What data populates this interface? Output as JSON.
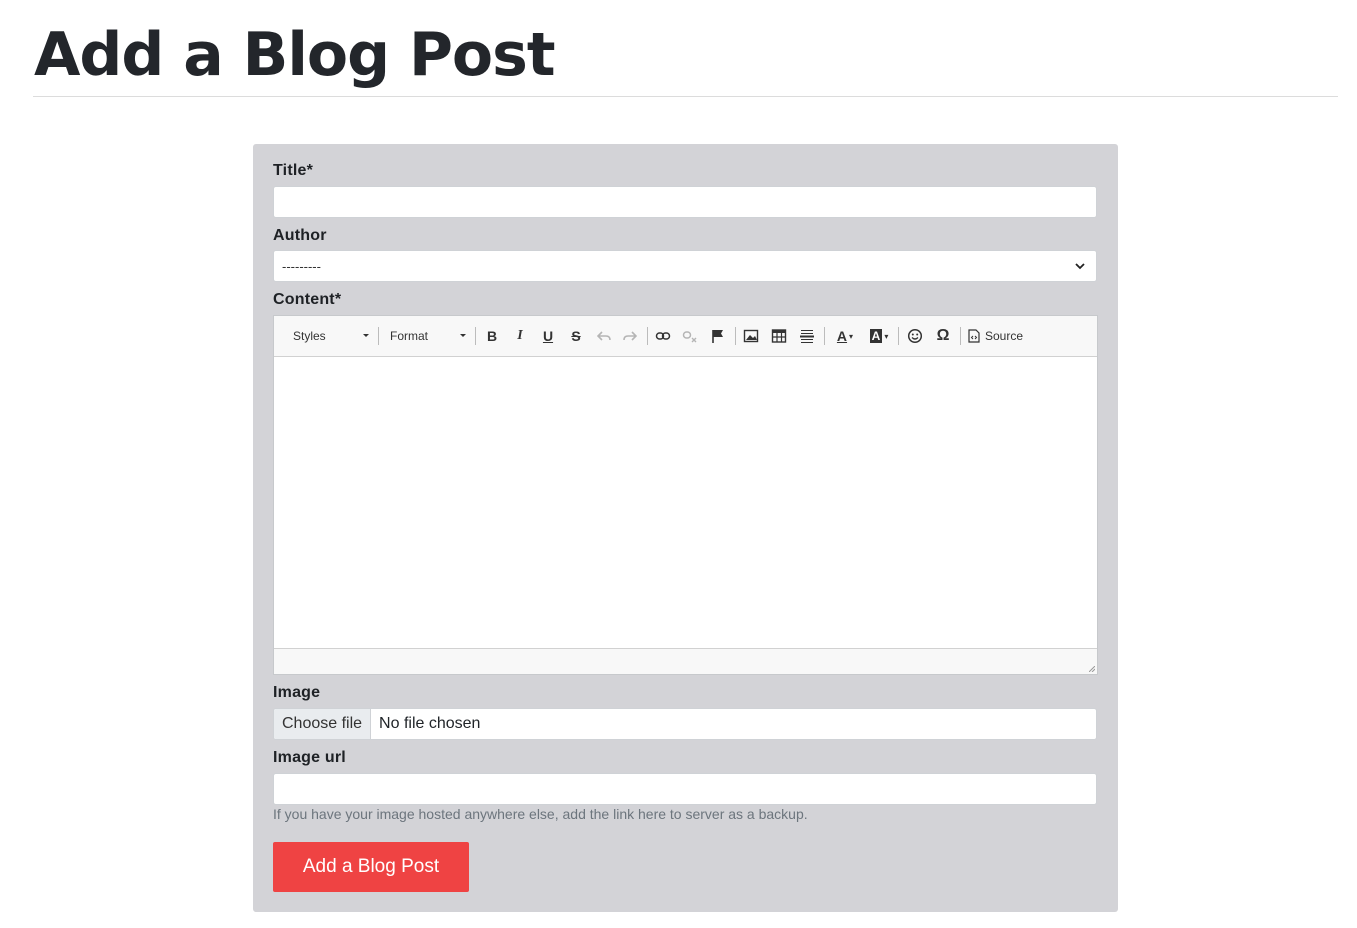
{
  "page": {
    "title": "Add a Blog Post"
  },
  "form": {
    "title_label": "Title*",
    "title_value": "",
    "author_label": "Author",
    "author_selected": "---------",
    "content_label": "Content*",
    "image_label": "Image",
    "file_button": "Choose file",
    "file_status": "No file chosen",
    "image_url_label": "Image url",
    "image_url_value": "",
    "image_url_help": "If you have your image hosted anywhere else, add the link here to server as a backup.",
    "submit_label": "Add a Blog Post"
  },
  "editor": {
    "styles_label": "Styles",
    "format_label": "Format",
    "source_label": "Source",
    "icons": [
      "bold-icon",
      "italic-icon",
      "underline-icon",
      "strikethrough-icon",
      "undo-icon",
      "redo-icon",
      "link-icon",
      "unlink-icon",
      "anchor-flag-icon",
      "image-icon",
      "table-icon",
      "horizontal-line-icon",
      "text-color-icon",
      "background-color-icon",
      "smiley-icon",
      "special-char-omega-icon",
      "source-icon"
    ]
  },
  "colors": {
    "card_bg": "#d3d3d7",
    "submit_bg": "#ef4343",
    "heading": "#23262b"
  }
}
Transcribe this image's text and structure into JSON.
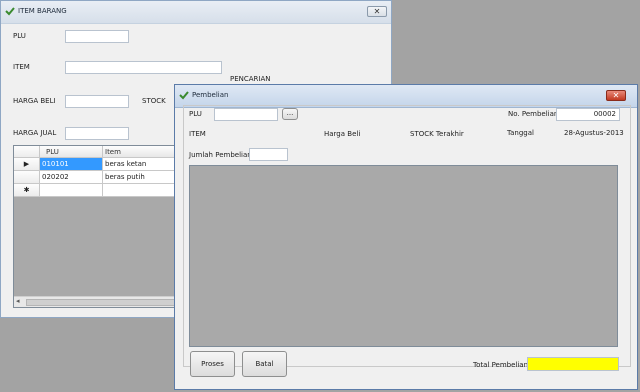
{
  "back_window": {
    "title": "ITEM BARANG",
    "labels": {
      "plu": "PLU",
      "item": "ITEM",
      "harga_beli": "HARGA BELI",
      "stock": "STOCK",
      "harga_jual": "HARGA JUAL",
      "pencarian": "PENCARIAN"
    },
    "grid": {
      "columns": [
        "PLU",
        "Item"
      ],
      "rows": [
        {
          "plu": "010101",
          "item": "beras ketan"
        },
        {
          "plu": "020202",
          "item": "beras putih"
        }
      ],
      "row_indicator": "▶",
      "new_row_indicator": "✱"
    }
  },
  "front_window": {
    "title": "Pembelian",
    "plu_label": "PLU",
    "browse_label": "...",
    "no_pembelian_label": "No. Pembelian",
    "no_pembelian_value": "00002",
    "item_label": "ITEM",
    "harga_beli_label": "Harga Beli",
    "stock_label": "STOCK Terakhir",
    "tanggal_label": "Tanggal",
    "tanggal_value": "28-Agustus-2013",
    "jumlah_label": "Jumlah Pembelian",
    "proses_label": "Proses",
    "batal_label": "Batal",
    "total_label": "Total Pembelian",
    "total_value": ""
  },
  "colors": {
    "accent_selection": "#3399ff",
    "total_field": "#ffff00",
    "close_red": "#c23a22"
  }
}
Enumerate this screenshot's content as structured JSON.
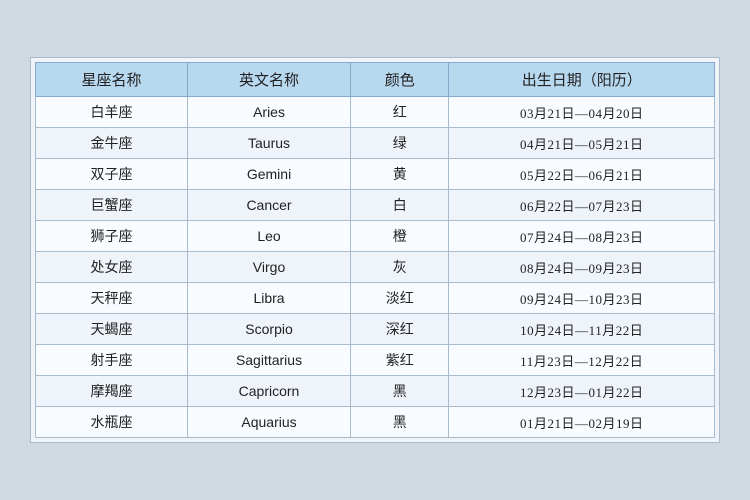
{
  "table": {
    "headers": [
      "星座名称",
      "英文名称",
      "颜色",
      "出生日期（阳历）"
    ],
    "rows": [
      {
        "chinese": "白羊座",
        "english": "Aries",
        "color": "红",
        "dates": "03月21日—04月20日"
      },
      {
        "chinese": "金牛座",
        "english": "Taurus",
        "color": "绿",
        "dates": "04月21日—05月21日"
      },
      {
        "chinese": "双子座",
        "english": "Gemini",
        "color": "黄",
        "dates": "05月22日—06月21日"
      },
      {
        "chinese": "巨蟹座",
        "english": "Cancer",
        "color": "白",
        "dates": "06月22日—07月23日"
      },
      {
        "chinese": "狮子座",
        "english": "Leo",
        "color": "橙",
        "dates": "07月24日—08月23日"
      },
      {
        "chinese": "处女座",
        "english": "Virgo",
        "color": "灰",
        "dates": "08月24日—09月23日"
      },
      {
        "chinese": "天秤座",
        "english": "Libra",
        "color": "淡红",
        "dates": "09月24日—10月23日"
      },
      {
        "chinese": "天蝎座",
        "english": "Scorpio",
        "color": "深红",
        "dates": "10月24日—11月22日"
      },
      {
        "chinese": "射手座",
        "english": "Sagittarius",
        "color": "紫红",
        "dates": "11月23日—12月22日"
      },
      {
        "chinese": "摩羯座",
        "english": "Capricorn",
        "color": "黑",
        "dates": "12月23日—01月22日"
      },
      {
        "chinese": "水瓶座",
        "english": "Aquarius",
        "color": "黑",
        "dates": "01月21日—02月19日"
      }
    ]
  }
}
——————
GIVEN EXERCISE>
Extract the full listing exactly, with the pictures left out.

RESULT OF THIS TASK>
What data populates this interface? Output as JSON.
{
  "page": {
    "title": "Add a Blog Post"
  },
  "form": {
    "title_label": "Title*",
    "title_value": "",
    "author_label": "Author",
    "author_selected": "---------",
    "content_label": "Content*",
    "image_label": "Image",
    "file_button": "Choose file",
    "file_status": "No file chosen",
    "image_url_label": "Image url",
    "image_url_value": "",
    "image_url_help": "If you have your image hosted anywhere else, add the link here to server as a backup.",
    "submit_label": "Add a Blog Post"
  },
  "editor": {
    "styles_label": "Styles",
    "format_label": "Format",
    "source_label": "Source",
    "icons": [
      "bold-icon",
      "italic-icon",
      "underline-icon",
      "strikethrough-icon",
      "undo-icon",
      "redo-icon",
      "link-icon",
      "unlink-icon",
      "anchor-flag-icon",
      "image-icon",
      "table-icon",
      "horizontal-line-icon",
      "text-color-icon",
      "background-color-icon",
      "smiley-icon",
      "special-char-omega-icon",
      "source-icon"
    ]
  },
  "colors": {
    "card_bg": "#d3d3d7",
    "submit_bg": "#ef4343",
    "heading": "#23262b"
  }
}
Transcribe this image's text and structure into JSON.
{
  "back_window": {
    "title": "ITEM BARANG",
    "labels": {
      "plu": "PLU",
      "item": "ITEM",
      "harga_beli": "HARGA BELI",
      "stock": "STOCK",
      "harga_jual": "HARGA JUAL",
      "pencarian": "PENCARIAN"
    },
    "grid": {
      "columns": [
        "PLU",
        "Item"
      ],
      "rows": [
        {
          "plu": "010101",
          "item": "beras ketan"
        },
        {
          "plu": "020202",
          "item": "beras putih"
        }
      ],
      "row_indicator": "▶",
      "new_row_indicator": "✱"
    }
  },
  "front_window": {
    "title": "Pembelian",
    "plu_label": "PLU",
    "browse_label": "...",
    "no_pembelian_label": "No. Pembelian",
    "no_pembelian_value": "00002",
    "item_label": "ITEM",
    "harga_beli_label": "Harga Beli",
    "stock_label": "STOCK Terakhir",
    "tanggal_label": "Tanggal",
    "tanggal_value": "28-Agustus-2013",
    "jumlah_label": "Jumlah Pembelian",
    "proses_label": "Proses",
    "batal_label": "Batal",
    "total_label": "Total Pembelian",
    "total_value": ""
  },
  "colors": {
    "accent_selection": "#3399ff",
    "total_field": "#ffff00",
    "close_red": "#c23a22"
  }
}
Enumerate this screenshot's content as structured JSON.
{
  "table": {
    "headers": [
      "星座名称",
      "英文名称",
      "颜色",
      "出生日期（阳历）"
    ],
    "rows": [
      {
        "chinese": "白羊座",
        "english": "Aries",
        "color": "红",
        "dates": "03月21日—04月20日"
      },
      {
        "chinese": "金牛座",
        "english": "Taurus",
        "color": "绿",
        "dates": "04月21日—05月21日"
      },
      {
        "chinese": "双子座",
        "english": "Gemini",
        "color": "黄",
        "dates": "05月22日—06月21日"
      },
      {
        "chinese": "巨蟹座",
        "english": "Cancer",
        "color": "白",
        "dates": "06月22日—07月23日"
      },
      {
        "chinese": "狮子座",
        "english": "Leo",
        "color": "橙",
        "dates": "07月24日—08月23日"
      },
      {
        "chinese": "处女座",
        "english": "Virgo",
        "color": "灰",
        "dates": "08月24日—09月23日"
      },
      {
        "chinese": "天秤座",
        "english": "Libra",
        "color": "淡红",
        "dates": "09月24日—10月23日"
      },
      {
        "chinese": "天蝎座",
        "english": "Scorpio",
        "color": "深红",
        "dates": "10月24日—11月22日"
      },
      {
        "chinese": "射手座",
        "english": "Sagittarius",
        "color": "紫红",
        "dates": "11月23日—12月22日"
      },
      {
        "chinese": "摩羯座",
        "english": "Capricorn",
        "color": "黑",
        "dates": "12月23日—01月22日"
      },
      {
        "chinese": "水瓶座",
        "english": "Aquarius",
        "color": "黑",
        "dates": "01月21日—02月19日"
      }
    ]
  }
}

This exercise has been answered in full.